The exercise asks you to copy every line below in which "vessel" appears.

##########

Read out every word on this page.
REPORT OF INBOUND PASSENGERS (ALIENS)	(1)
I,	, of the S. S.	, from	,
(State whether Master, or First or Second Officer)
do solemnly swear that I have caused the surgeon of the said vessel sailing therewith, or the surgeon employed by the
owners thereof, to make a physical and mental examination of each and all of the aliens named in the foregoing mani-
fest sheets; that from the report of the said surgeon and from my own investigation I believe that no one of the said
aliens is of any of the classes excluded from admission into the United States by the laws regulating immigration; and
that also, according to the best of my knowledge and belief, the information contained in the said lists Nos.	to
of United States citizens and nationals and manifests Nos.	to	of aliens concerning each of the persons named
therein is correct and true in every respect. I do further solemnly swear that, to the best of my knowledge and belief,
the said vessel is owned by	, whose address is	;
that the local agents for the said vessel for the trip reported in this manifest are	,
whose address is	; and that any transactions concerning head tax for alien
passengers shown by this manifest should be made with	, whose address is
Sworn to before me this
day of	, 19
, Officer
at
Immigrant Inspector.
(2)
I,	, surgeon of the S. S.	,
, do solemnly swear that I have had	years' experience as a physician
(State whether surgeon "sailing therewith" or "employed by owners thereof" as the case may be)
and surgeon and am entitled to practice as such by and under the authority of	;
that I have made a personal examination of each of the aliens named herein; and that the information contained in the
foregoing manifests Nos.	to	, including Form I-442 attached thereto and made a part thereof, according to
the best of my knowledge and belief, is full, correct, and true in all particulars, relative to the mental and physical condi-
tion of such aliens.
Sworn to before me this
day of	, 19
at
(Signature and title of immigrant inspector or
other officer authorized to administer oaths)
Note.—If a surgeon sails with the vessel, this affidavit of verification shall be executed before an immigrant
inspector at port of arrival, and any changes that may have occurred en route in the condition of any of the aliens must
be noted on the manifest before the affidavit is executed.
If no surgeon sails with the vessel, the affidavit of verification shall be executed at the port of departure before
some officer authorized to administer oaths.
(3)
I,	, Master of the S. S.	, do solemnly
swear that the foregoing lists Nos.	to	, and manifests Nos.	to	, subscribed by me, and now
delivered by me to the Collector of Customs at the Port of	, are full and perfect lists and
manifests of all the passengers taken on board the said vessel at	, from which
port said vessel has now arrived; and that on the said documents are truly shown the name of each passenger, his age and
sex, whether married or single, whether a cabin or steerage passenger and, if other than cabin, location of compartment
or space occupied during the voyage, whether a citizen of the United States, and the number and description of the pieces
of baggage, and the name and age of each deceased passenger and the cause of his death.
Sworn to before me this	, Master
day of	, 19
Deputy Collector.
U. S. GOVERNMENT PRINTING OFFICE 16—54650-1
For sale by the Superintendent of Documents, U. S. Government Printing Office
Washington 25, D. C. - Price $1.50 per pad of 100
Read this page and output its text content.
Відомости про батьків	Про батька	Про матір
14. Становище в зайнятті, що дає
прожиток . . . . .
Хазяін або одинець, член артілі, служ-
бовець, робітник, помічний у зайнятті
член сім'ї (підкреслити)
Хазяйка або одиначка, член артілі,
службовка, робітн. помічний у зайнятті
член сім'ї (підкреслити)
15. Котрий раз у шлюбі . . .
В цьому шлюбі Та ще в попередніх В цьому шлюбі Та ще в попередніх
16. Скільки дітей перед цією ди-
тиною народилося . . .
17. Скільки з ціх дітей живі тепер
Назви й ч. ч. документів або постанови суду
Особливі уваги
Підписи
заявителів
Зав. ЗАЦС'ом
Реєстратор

##########

Written reply:
do solemnly swear that I have caused the surgeon of the said vessel sailing therewith, or the surgeon employed by the
the said vessel is owned by	, whose address is	;
that the local agents for the said vessel for the trip reported in this manifest are	,
Note.—If a surgeon sails with the vessel, this affidavit of verification shall be executed before an immigrant
If no surgeon sails with the vessel, the affidavit of verification shall be executed at the port of departure before
manifests of all the passengers taken on board the said vessel at	, from which
port said vessel has now arrived; and that on the said documents are truly shown the name of each passenger, his age and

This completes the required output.